### TASK INSTRUCTIONS
Give the listing again character for character, but drop the images.

........

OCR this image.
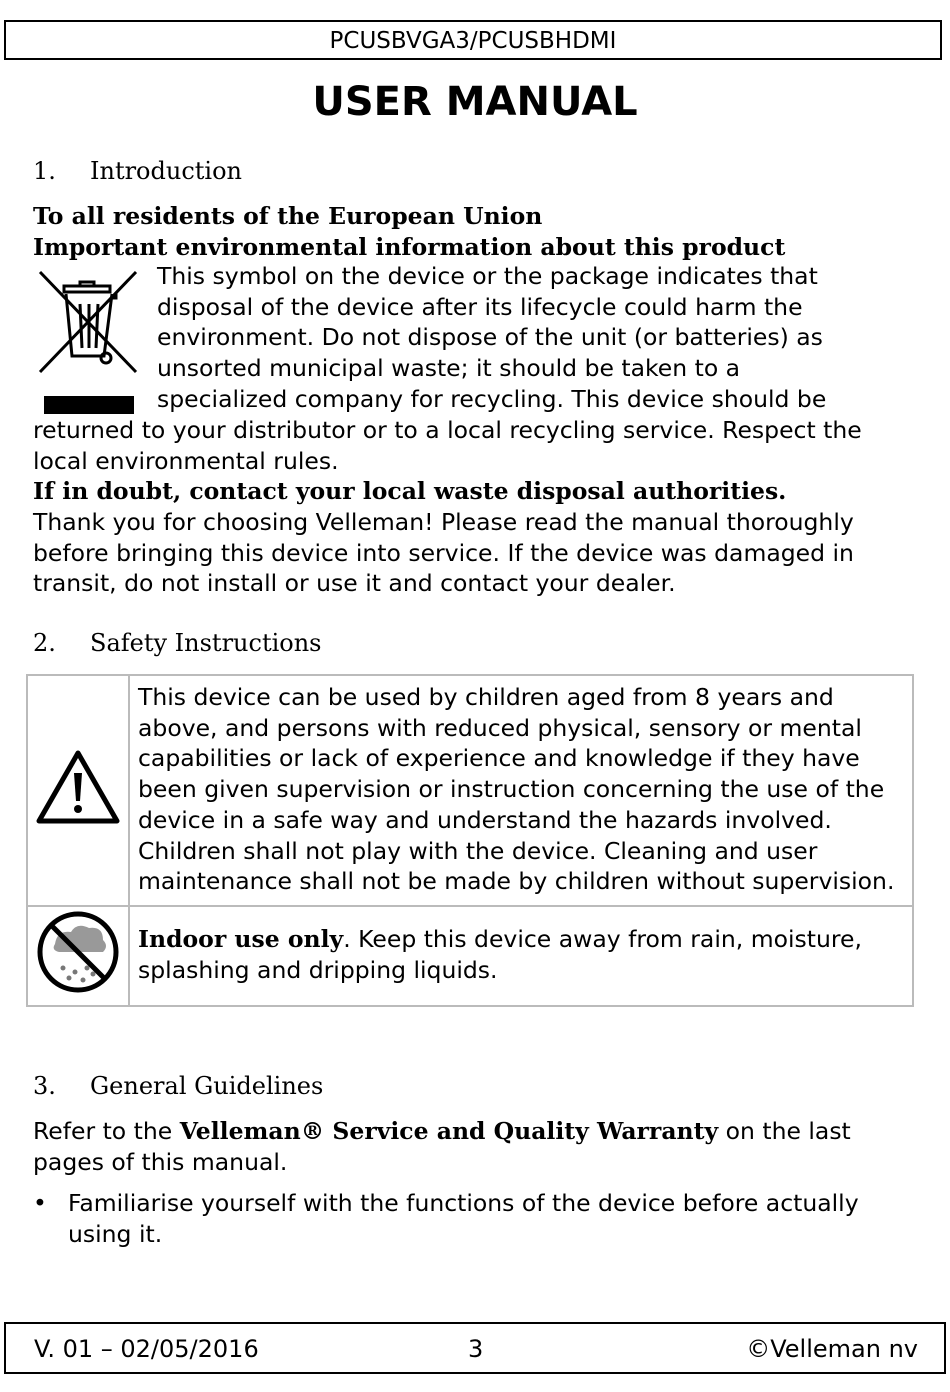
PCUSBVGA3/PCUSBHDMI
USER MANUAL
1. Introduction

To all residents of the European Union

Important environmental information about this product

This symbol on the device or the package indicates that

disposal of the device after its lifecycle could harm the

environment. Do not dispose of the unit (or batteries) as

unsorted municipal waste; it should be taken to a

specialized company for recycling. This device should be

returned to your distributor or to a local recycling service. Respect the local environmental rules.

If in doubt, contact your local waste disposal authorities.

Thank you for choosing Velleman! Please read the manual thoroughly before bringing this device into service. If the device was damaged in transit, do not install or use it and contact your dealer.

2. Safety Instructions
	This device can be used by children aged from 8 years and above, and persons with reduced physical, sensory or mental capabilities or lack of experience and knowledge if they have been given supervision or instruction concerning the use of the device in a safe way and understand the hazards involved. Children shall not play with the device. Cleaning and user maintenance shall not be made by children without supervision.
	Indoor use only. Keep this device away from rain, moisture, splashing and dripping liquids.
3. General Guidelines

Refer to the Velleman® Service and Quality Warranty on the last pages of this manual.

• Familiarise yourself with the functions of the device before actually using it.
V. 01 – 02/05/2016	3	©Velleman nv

........

### REPLY TO THE TASK
OCR this image.
PCUSBVGA3/PCUSBHDMI
USER MANUAL
1. Introduction

To all residents of the European Union

Important environmental information about this product

This symbol on the device or the package indicates that

disposal of the device after its lifecycle could harm the

environment. Do not dispose of the unit (or batteries) as

unsorted municipal waste; it should be taken to a

specialized company for recycling. This device should be

returned to your distributor or to a local recycling service. Respect the local environmental rules.

If in doubt, contact your local waste disposal authorities.

Thank you for choosing Velleman! Please read the manual thoroughly before bringing this device into service. If the device was damaged in transit, do not install or use it and contact your dealer.

2. Safety Instructions
	This device can be used by children aged from 8 years and above, and persons with reduced physical, sensory or mental capabilities or lack of experience and knowledge if they have been given supervision or instruction concerning the use of the device in a safe way and understand the hazards involved. Children shall not play with the device. Cleaning and user maintenance shall not be made by children without supervision.
	Indoor use only. Keep this device away from rain, moisture, splashing and dripping liquids.
3. General Guidelines

Refer to the Velleman® Service and Quality Warranty on the last pages of this manual.

• Familiarise yourself with the functions of the device before actually using it.
V. 01 – 02/05/2016	3	©Velleman nv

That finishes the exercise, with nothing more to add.